■ Written instruction
Reproduce every entry exactly as shown.
*** Stored data
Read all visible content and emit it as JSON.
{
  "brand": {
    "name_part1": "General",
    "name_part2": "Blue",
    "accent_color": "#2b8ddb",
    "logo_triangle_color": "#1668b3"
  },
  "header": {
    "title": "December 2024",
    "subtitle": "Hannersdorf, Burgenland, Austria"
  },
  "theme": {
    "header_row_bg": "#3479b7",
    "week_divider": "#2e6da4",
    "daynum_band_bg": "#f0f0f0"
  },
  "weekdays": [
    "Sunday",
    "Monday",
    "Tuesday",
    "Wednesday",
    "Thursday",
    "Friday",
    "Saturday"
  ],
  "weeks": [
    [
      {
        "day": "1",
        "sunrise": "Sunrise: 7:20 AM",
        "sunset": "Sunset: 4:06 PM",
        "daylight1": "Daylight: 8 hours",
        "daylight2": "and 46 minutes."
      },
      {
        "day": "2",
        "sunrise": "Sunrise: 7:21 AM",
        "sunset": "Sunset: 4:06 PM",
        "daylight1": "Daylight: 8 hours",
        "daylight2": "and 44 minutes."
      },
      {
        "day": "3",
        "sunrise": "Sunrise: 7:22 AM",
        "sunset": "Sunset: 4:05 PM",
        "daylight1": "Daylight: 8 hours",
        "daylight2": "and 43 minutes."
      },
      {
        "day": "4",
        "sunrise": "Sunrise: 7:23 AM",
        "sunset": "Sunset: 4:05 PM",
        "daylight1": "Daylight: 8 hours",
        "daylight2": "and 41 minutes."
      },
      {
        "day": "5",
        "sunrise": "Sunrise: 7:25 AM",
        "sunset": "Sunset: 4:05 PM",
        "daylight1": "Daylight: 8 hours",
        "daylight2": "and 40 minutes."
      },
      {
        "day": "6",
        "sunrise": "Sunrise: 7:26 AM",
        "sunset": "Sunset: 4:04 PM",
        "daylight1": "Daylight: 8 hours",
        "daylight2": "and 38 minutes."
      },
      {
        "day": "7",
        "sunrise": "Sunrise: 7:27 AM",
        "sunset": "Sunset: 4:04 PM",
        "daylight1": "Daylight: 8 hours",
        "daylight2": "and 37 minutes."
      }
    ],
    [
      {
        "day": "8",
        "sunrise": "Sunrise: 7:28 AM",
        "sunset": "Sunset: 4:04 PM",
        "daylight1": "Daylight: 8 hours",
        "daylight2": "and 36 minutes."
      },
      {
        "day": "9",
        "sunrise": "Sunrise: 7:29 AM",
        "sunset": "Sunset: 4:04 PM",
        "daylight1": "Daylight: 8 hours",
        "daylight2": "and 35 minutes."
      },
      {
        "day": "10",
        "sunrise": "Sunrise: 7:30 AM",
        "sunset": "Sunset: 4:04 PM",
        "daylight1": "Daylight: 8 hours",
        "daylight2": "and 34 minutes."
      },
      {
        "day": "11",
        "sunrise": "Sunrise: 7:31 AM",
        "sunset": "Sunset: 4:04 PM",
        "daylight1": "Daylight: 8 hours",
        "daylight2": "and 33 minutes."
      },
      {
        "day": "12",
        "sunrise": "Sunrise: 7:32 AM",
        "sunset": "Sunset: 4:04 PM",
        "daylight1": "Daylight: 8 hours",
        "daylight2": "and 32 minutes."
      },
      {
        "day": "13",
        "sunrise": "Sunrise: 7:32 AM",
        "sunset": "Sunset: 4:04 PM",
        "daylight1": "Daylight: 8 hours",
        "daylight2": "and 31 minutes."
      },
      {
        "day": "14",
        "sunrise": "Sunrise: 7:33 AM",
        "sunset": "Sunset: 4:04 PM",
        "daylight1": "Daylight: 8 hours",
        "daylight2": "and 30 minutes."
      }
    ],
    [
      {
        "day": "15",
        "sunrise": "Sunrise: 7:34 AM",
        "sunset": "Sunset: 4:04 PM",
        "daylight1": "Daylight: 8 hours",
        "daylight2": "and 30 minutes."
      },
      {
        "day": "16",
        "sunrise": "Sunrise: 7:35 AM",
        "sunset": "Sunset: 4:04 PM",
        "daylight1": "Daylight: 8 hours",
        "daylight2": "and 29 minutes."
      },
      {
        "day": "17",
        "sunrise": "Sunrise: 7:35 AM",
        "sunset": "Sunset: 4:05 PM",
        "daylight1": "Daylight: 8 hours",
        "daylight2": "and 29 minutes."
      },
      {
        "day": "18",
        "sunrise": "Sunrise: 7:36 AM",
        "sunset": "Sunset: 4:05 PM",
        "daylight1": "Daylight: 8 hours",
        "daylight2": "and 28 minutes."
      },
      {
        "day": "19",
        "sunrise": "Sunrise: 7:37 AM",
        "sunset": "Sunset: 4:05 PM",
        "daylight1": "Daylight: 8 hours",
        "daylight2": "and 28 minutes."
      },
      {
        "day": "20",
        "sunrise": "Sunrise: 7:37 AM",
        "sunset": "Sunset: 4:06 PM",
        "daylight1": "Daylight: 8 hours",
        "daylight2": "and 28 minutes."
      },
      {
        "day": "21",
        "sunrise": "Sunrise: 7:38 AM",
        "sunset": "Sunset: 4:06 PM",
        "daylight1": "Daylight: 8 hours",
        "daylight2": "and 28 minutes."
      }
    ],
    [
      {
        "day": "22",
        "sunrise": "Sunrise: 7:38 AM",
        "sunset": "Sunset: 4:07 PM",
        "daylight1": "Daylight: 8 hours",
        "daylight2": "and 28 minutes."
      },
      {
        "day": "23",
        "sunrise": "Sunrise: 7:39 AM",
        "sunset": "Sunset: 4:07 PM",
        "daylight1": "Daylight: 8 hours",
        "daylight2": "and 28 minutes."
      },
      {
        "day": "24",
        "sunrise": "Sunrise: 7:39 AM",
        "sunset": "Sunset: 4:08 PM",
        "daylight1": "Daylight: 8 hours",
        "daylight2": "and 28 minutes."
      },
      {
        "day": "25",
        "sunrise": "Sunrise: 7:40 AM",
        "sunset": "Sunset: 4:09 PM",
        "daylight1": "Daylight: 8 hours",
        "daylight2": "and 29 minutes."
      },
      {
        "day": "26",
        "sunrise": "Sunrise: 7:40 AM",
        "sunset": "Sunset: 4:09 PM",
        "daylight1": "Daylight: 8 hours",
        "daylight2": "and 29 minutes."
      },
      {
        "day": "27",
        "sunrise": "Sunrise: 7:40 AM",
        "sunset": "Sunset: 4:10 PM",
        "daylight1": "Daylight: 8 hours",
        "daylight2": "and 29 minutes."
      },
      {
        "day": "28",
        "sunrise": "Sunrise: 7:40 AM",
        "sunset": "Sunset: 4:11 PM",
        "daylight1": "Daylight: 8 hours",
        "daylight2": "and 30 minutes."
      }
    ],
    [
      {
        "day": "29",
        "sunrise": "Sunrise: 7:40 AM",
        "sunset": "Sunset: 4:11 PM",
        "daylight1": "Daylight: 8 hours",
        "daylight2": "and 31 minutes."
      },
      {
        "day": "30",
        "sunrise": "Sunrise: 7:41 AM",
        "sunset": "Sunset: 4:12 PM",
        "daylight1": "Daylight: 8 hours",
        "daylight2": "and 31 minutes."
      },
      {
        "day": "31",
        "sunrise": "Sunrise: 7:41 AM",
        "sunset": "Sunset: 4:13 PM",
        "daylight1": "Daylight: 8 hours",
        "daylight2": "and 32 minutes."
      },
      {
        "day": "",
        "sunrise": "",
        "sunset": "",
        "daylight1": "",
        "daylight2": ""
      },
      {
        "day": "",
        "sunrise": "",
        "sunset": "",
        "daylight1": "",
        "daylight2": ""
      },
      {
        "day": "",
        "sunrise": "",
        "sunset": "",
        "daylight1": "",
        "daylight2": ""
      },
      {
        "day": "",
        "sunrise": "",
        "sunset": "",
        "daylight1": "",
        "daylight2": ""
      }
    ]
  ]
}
******
■ The solution
Read all visible content and emit it as JSON.
{
  "brand": {
    "name_part1": "General",
    "name_part2": "Blue",
    "accent_color": "#2b8ddb",
    "logo_triangle_color": "#1668b3"
  },
  "header": {
    "title": "December 2024",
    "subtitle": "Hannersdorf, Burgenland, Austria"
  },
  "theme": {
    "header_row_bg": "#3479b7",
    "week_divider": "#2e6da4",
    "daynum_band_bg": "#f0f0f0"
  },
  "weekdays": [
    "Sunday",
    "Monday",
    "Tuesday",
    "Wednesday",
    "Thursday",
    "Friday",
    "Saturday"
  ],
  "weeks": [
    [
      {
        "day": "1",
        "sunrise": "Sunrise: 7:20 AM",
        "sunset": "Sunset: 4:06 PM",
        "daylight1": "Daylight: 8 hours",
        "daylight2": "and 46 minutes."
      },
      {
        "day": "2",
        "sunrise": "Sunrise: 7:21 AM",
        "sunset": "Sunset: 4:06 PM",
        "daylight1": "Daylight: 8 hours",
        "daylight2": "and 44 minutes."
      },
      {
        "day": "3",
        "sunrise": "Sunrise: 7:22 AM",
        "sunset": "Sunset: 4:05 PM",
        "daylight1": "Daylight: 8 hours",
        "daylight2": "and 43 minutes."
      },
      {
        "day": "4",
        "sunrise": "Sunrise: 7:23 AM",
        "sunset": "Sunset: 4:05 PM",
        "daylight1": "Daylight: 8 hours",
        "daylight2": "and 41 minutes."
      },
      {
        "day": "5",
        "sunrise": "Sunrise: 7:25 AM",
        "sunset": "Sunset: 4:05 PM",
        "daylight1": "Daylight: 8 hours",
        "daylight2": "and 40 minutes."
      },
      {
        "day": "6",
        "sunrise": "Sunrise: 7:26 AM",
        "sunset": "Sunset: 4:04 PM",
        "daylight1": "Daylight: 8 hours",
        "daylight2": "and 38 minutes."
      },
      {
        "day": "7",
        "sunrise": "Sunrise: 7:27 AM",
        "sunset": "Sunset: 4:04 PM",
        "daylight1": "Daylight: 8 hours",
        "daylight2": "and 37 minutes."
      }
    ],
    [
      {
        "day": "8",
        "sunrise": "Sunrise: 7:28 AM",
        "sunset": "Sunset: 4:04 PM",
        "daylight1": "Daylight: 8 hours",
        "daylight2": "and 36 minutes."
      },
      {
        "day": "9",
        "sunrise": "Sunrise: 7:29 AM",
        "sunset": "Sunset: 4:04 PM",
        "daylight1": "Daylight: 8 hours",
        "daylight2": "and 35 minutes."
      },
      {
        "day": "10",
        "sunrise": "Sunrise: 7:30 AM",
        "sunset": "Sunset: 4:04 PM",
        "daylight1": "Daylight: 8 hours",
        "daylight2": "and 34 minutes."
      },
      {
        "day": "11",
        "sunrise": "Sunrise: 7:31 AM",
        "sunset": "Sunset: 4:04 PM",
        "daylight1": "Daylight: 8 hours",
        "daylight2": "and 33 minutes."
      },
      {
        "day": "12",
        "sunrise": "Sunrise: 7:32 AM",
        "sunset": "Sunset: 4:04 PM",
        "daylight1": "Daylight: 8 hours",
        "daylight2": "and 32 minutes."
      },
      {
        "day": "13",
        "sunrise": "Sunrise: 7:32 AM",
        "sunset": "Sunset: 4:04 PM",
        "daylight1": "Daylight: 8 hours",
        "daylight2": "and 31 minutes."
      },
      {
        "day": "14",
        "sunrise": "Sunrise: 7:33 AM",
        "sunset": "Sunset: 4:04 PM",
        "daylight1": "Daylight: 8 hours",
        "daylight2": "and 30 minutes."
      }
    ],
    [
      {
        "day": "15",
        "sunrise": "Sunrise: 7:34 AM",
        "sunset": "Sunset: 4:04 PM",
        "daylight1": "Daylight: 8 hours",
        "daylight2": "and 30 minutes."
      },
      {
        "day": "16",
        "sunrise": "Sunrise: 7:35 AM",
        "sunset": "Sunset: 4:04 PM",
        "daylight1": "Daylight: 8 hours",
        "daylight2": "and 29 minutes."
      },
      {
        "day": "17",
        "sunrise": "Sunrise: 7:35 AM",
        "sunset": "Sunset: 4:05 PM",
        "daylight1": "Daylight: 8 hours",
        "daylight2": "and 29 minutes."
      },
      {
        "day": "18",
        "sunrise": "Sunrise: 7:36 AM",
        "sunset": "Sunset: 4:05 PM",
        "daylight1": "Daylight: 8 hours",
        "daylight2": "and 28 minutes."
      },
      {
        "day": "19",
        "sunrise": "Sunrise: 7:37 AM",
        "sunset": "Sunset: 4:05 PM",
        "daylight1": "Daylight: 8 hours",
        "daylight2": "and 28 minutes."
      },
      {
        "day": "20",
        "sunrise": "Sunrise: 7:37 AM",
        "sunset": "Sunset: 4:06 PM",
        "daylight1": "Daylight: 8 hours",
        "daylight2": "and 28 minutes."
      },
      {
        "day": "21",
        "sunrise": "Sunrise: 7:38 AM",
        "sunset": "Sunset: 4:06 PM",
        "daylight1": "Daylight: 8 hours",
        "daylight2": "and 28 minutes."
      }
    ],
    [
      {
        "day": "22",
        "sunrise": "Sunrise: 7:38 AM",
        "sunset": "Sunset: 4:07 PM",
        "daylight1": "Daylight: 8 hours",
        "daylight2": "and 28 minutes."
      },
      {
        "day": "23",
        "sunrise": "Sunrise: 7:39 AM",
        "sunset": "Sunset: 4:07 PM",
        "daylight1": "Daylight: 8 hours",
        "daylight2": "and 28 minutes."
      },
      {
        "day": "24",
        "sunrise": "Sunrise: 7:39 AM",
        "sunset": "Sunset: 4:08 PM",
        "daylight1": "Daylight: 8 hours",
        "daylight2": "and 28 minutes."
      },
      {
        "day": "25",
        "sunrise": "Sunrise: 7:40 AM",
        "sunset": "Sunset: 4:09 PM",
        "daylight1": "Daylight: 8 hours",
        "daylight2": "and 29 minutes."
      },
      {
        "day": "26",
        "sunrise": "Sunrise: 7:40 AM",
        "sunset": "Sunset: 4:09 PM",
        "daylight1": "Daylight: 8 hours",
        "daylight2": "and 29 minutes."
      },
      {
        "day": "27",
        "sunrise": "Sunrise: 7:40 AM",
        "sunset": "Sunset: 4:10 PM",
        "daylight1": "Daylight: 8 hours",
        "daylight2": "and 29 minutes."
      },
      {
        "day": "28",
        "sunrise": "Sunrise: 7:40 AM",
        "sunset": "Sunset: 4:11 PM",
        "daylight1": "Daylight: 8 hours",
        "daylight2": "and 30 minutes."
      }
    ],
    [
      {
        "day": "29",
        "sunrise": "Sunrise: 7:40 AM",
        "sunset": "Sunset: 4:11 PM",
        "daylight1": "Daylight: 8 hours",
        "daylight2": "and 31 minutes."
      },
      {
        "day": "30",
        "sunrise": "Sunrise: 7:41 AM",
        "sunset": "Sunset: 4:12 PM",
        "daylight1": "Daylight: 8 hours",
        "daylight2": "and 31 minutes."
      },
      {
        "day": "31",
        "sunrise": "Sunrise: 7:41 AM",
        "sunset": "Sunset: 4:13 PM",
        "daylight1": "Daylight: 8 hours",
        "daylight2": "and 32 minutes."
      },
      {
        "day": "",
        "sunrise": "",
        "sunset": "",
        "daylight1": "",
        "daylight2": ""
      },
      {
        "day": "",
        "sunrise": "",
        "sunset": "",
        "daylight1": "",
        "daylight2": ""
      },
      {
        "day": "",
        "sunrise": "",
        "sunset": "",
        "daylight1": "",
        "daylight2": ""
      },
      {
        "day": "",
        "sunrise": "",
        "sunset": "",
        "daylight1": "",
        "daylight2": ""
      }
    ]
  ]
}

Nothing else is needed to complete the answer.